## Exercise objective
Please quote every line word for word.

## Data for this exercise

>> Begin

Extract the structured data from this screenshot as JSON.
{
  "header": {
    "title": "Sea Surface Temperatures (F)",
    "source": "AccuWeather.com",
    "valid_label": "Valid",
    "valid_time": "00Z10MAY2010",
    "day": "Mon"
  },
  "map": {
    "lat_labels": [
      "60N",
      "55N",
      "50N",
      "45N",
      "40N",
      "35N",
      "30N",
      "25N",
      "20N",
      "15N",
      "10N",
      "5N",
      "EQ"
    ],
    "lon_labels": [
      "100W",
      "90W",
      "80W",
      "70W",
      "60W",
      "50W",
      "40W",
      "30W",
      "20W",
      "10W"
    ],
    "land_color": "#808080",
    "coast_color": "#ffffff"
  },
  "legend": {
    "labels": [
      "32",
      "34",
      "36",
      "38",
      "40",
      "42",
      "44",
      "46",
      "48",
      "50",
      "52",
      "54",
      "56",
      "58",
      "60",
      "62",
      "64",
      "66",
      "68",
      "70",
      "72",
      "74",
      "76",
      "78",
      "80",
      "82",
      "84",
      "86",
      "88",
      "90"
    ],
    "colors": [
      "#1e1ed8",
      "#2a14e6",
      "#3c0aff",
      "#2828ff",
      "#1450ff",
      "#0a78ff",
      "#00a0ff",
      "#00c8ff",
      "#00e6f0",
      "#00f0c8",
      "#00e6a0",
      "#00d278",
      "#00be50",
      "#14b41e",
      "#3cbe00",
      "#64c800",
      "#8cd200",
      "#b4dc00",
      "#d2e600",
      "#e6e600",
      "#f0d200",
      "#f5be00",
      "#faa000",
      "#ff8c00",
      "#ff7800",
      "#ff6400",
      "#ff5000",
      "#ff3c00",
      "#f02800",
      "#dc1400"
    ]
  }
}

>> End

## Output
Extract the structured data from this screenshot as JSON.
{
  "header": {
    "title": "Sea Surface Temperatures (F)",
    "source": "AccuWeather.com",
    "valid_label": "Valid",
    "valid_time": "00Z10MAY2010",
    "day": "Mon"
  },
  "map": {
    "lat_labels": [
      "60N",
      "55N",
      "50N",
      "45N",
      "40N",
      "35N",
      "30N",
      "25N",
      "20N",
      "15N",
      "10N",
      "5N",
      "EQ"
    ],
    "lon_labels": [
      "100W",
      "90W",
      "80W",
      "70W",
      "60W",
      "50W",
      "40W",
      "30W",
      "20W",
      "10W"
    ],
    "land_color": "#808080",
    "coast_color": "#ffffff"
  },
  "legend": {
    "labels": [
      "32",
      "34",
      "36",
      "38",
      "40",
      "42",
      "44",
      "46",
      "48",
      "50",
      "52",
      "54",
      "56",
      "58",
      "60",
      "62",
      "64",
      "66",
      "68",
      "70",
      "72",
      "74",
      "76",
      "78",
      "80",
      "82",
      "84",
      "86",
      "88",
      "90"
    ],
    "colors": [
      "#1e1ed8",
      "#2a14e6",
      "#3c0aff",
      "#2828ff",
      "#1450ff",
      "#0a78ff",
      "#00a0ff",
      "#00c8ff",
      "#00e6f0",
      "#00f0c8",
      "#00e6a0",
      "#00d278",
      "#00be50",
      "#14b41e",
      "#3cbe00",
      "#64c800",
      "#8cd200",
      "#b4dc00",
      "#d2e600",
      "#e6e600",
      "#f0d200",
      "#f5be00",
      "#faa000",
      "#ff8c00",
      "#ff7800",
      "#ff6400",
      "#ff5000",
      "#ff3c00",
      "#f02800",
      "#dc1400"
    ]
  }
}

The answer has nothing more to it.